* [設問 1]
『福沢諭吉と中江兆民』の書評について、次の問いに答えなさい。
(a) 福沢と中江は、ともに何年に生涯を終えたか。
(b) 福沢が学んだ国はどこか。
(c) 中江は明治日本の進路を何であったと断じたか。

* [本文抜粋]
○松永昌三『福沢諭吉と中江兆民』(中公新書) 中央公論新社 2001.1
あけましておめでとうございます。実質的に、今年の読書の第1冊目は、この本から。
今からほぼ百年前、ともに1901年(明治34年)に生涯を終えた、2人の思想家を対比的に扱ったもの。福沢は天保5年(1835)生まれ、中江は弘化4年(1847)生まれだから、福沢のほうが12歳年長である。
本書は、さまざまな角度から、両者の比較を試みている。イギリス・アメリカに学んだ福沢と、フランスに留学した中江。実学を奨励し、偉大な常識人ヴォルテールに比せられる福沢と、哲学を重視し、ルソーの紹介者である中江。明治日本の進路におおむね満足していた福沢と、これを「国民堕落の歴史」であったと断じ、悲憤慷慨のうちに没した中江。このほか、飲酒、喫煙、娼妓に対する態度、家庭人として、教育者として、等々。「不風流」を自任する福沢に対して、中江が義太夫や寄席芸人の讃仰者であった、というのは、初めて聞く話で、興味深かった。これ、知ってる人には有名な話なんだろうなあ(私も文楽ファンなので、ちょっと嬉しい)。→松岡正剛の千夜千冊『一年有半・続一年有半』

データ一覧:
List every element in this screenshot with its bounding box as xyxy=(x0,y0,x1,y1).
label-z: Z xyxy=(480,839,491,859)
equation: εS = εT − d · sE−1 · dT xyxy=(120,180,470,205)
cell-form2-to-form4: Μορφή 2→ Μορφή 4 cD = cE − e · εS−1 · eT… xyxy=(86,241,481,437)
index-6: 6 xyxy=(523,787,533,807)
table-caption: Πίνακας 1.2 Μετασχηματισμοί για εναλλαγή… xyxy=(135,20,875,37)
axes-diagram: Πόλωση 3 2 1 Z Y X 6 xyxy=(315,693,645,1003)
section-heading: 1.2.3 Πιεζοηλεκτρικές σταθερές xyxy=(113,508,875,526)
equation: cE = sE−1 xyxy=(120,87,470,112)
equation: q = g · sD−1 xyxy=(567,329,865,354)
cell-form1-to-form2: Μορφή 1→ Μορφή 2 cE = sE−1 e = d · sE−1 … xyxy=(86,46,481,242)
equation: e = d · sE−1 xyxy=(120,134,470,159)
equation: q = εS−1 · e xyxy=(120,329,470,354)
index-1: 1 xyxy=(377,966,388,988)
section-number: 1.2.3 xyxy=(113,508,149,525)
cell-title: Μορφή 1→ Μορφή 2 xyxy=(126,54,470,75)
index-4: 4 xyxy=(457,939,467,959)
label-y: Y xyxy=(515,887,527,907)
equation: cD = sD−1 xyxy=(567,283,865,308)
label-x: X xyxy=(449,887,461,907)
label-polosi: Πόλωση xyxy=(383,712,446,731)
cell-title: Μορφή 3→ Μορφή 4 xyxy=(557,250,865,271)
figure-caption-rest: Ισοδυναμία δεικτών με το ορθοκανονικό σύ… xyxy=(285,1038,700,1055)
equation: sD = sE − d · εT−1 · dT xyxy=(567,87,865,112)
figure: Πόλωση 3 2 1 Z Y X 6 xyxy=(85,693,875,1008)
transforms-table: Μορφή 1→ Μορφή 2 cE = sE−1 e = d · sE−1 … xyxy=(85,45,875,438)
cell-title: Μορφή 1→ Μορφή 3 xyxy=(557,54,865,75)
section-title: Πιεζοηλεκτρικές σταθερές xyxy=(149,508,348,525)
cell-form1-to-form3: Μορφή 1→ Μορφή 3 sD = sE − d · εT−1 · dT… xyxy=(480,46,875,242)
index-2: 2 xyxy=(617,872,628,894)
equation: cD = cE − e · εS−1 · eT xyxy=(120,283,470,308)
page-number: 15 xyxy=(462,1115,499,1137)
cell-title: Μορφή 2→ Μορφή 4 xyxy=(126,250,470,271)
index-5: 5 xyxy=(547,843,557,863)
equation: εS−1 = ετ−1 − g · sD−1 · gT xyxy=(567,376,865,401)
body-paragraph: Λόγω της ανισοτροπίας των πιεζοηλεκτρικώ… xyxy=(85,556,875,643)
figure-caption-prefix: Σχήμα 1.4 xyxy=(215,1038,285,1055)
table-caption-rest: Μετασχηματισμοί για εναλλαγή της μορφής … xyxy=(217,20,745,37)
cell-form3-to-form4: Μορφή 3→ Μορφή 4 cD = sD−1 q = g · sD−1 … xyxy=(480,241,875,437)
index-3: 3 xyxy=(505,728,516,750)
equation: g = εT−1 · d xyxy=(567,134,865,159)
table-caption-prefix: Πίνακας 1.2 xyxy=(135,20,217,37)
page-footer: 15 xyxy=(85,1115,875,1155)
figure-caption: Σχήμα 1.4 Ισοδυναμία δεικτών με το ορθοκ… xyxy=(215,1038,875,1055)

* [設問 2]
記録の冒頭から「cell-form1-to-form2: Μορφή 1→」を含む行までを、一字一句そのまま書き写しなさい。両端の行も含めること。

* [解答 1]
(a) 1901年(明治34年)
(b) イギリスとアメリカ
(c) 「国民堕落の歴史」

* [解答 2]
List every element in this screenshot with its bounding box as xyxy=(x0,y0,x1,y1).
label-z: Z xyxy=(480,839,491,859)
equation: εS = εT − d · sE−1 · dT xyxy=(120,180,470,205)
cell-form2-to-form4: Μορφή 2→ Μορφή 4 cD = cE − e · εS−1 · eT… xyxy=(86,241,481,437)
index-6: 6 xyxy=(523,787,533,807)
table-caption: Πίνακας 1.2 Μετασχηματισμοί για εναλλαγή… xyxy=(135,20,875,37)
axes-diagram: Πόλωση 3 2 1 Z Y X 6 xyxy=(315,693,645,1003)
section-heading: 1.2.3 Πιεζοηλεκτρικές σταθερές xyxy=(113,508,875,526)
equation: cE = sE−1 xyxy=(120,87,470,112)
equation: q = g · sD−1 xyxy=(567,329,865,354)
cell-form1-to-form2: Μορφή 1→ Μορφή 2 cE = sE−1 e = d · sE−1 … xyxy=(86,46,481,242)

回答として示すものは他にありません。